Stored dataset items:
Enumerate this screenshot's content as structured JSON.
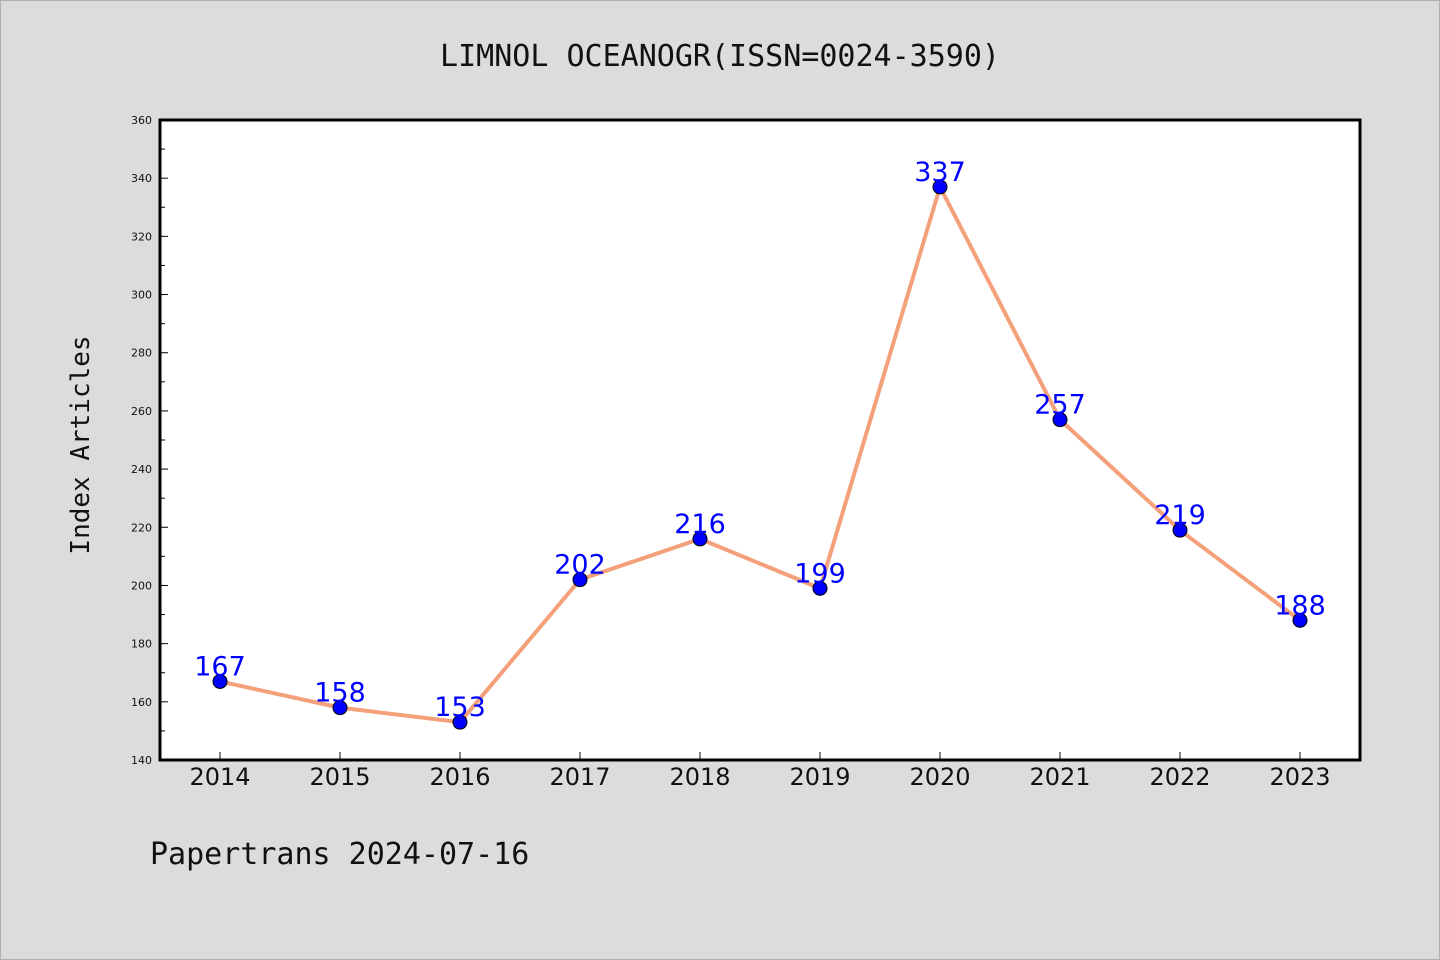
{
  "chart_data": {
    "type": "line",
    "title": "LIMNOL OCEANOGR(ISSN=0024-3590)",
    "ylabel": "Index Articles",
    "xlabel": "",
    "footer": "Papertrans 2024-07-16",
    "x": [
      "2014",
      "2015",
      "2016",
      "2017",
      "2018",
      "2019",
      "2020",
      "2021",
      "2022",
      "2023"
    ],
    "values": [
      167,
      158,
      153,
      202,
      216,
      199,
      337,
      257,
      219,
      188
    ],
    "ylim": [
      140,
      360
    ],
    "yticks": [
      140,
      160,
      180,
      200,
      220,
      240,
      260,
      280,
      300,
      320,
      340,
      360
    ],
    "grid": false,
    "line_color": "#f4a07a",
    "marker_color": "#0000ff",
    "label_color": "#0000ff",
    "background_color": "#dcdcdc",
    "plot_background": "#ffffff"
  }
}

### Work to complete
Copy everything in the records above except the pictures, exactly as written.

### Finished task
Enumerate this screenshot's content as structured JSON.
{
  "chart_data": {
    "type": "line",
    "title": "LIMNOL OCEANOGR(ISSN=0024-3590)",
    "ylabel": "Index Articles",
    "xlabel": "",
    "footer": "Papertrans 2024-07-16",
    "x": [
      "2014",
      "2015",
      "2016",
      "2017",
      "2018",
      "2019",
      "2020",
      "2021",
      "2022",
      "2023"
    ],
    "values": [
      167,
      158,
      153,
      202,
      216,
      199,
      337,
      257,
      219,
      188
    ],
    "ylim": [
      140,
      360
    ],
    "yticks": [
      140,
      160,
      180,
      200,
      220,
      240,
      260,
      280,
      300,
      320,
      340,
      360
    ],
    "grid": false,
    "line_color": "#f4a07a",
    "marker_color": "#0000ff",
    "label_color": "#0000ff",
    "background_color": "#dcdcdc",
    "plot_background": "#ffffff"
  }
}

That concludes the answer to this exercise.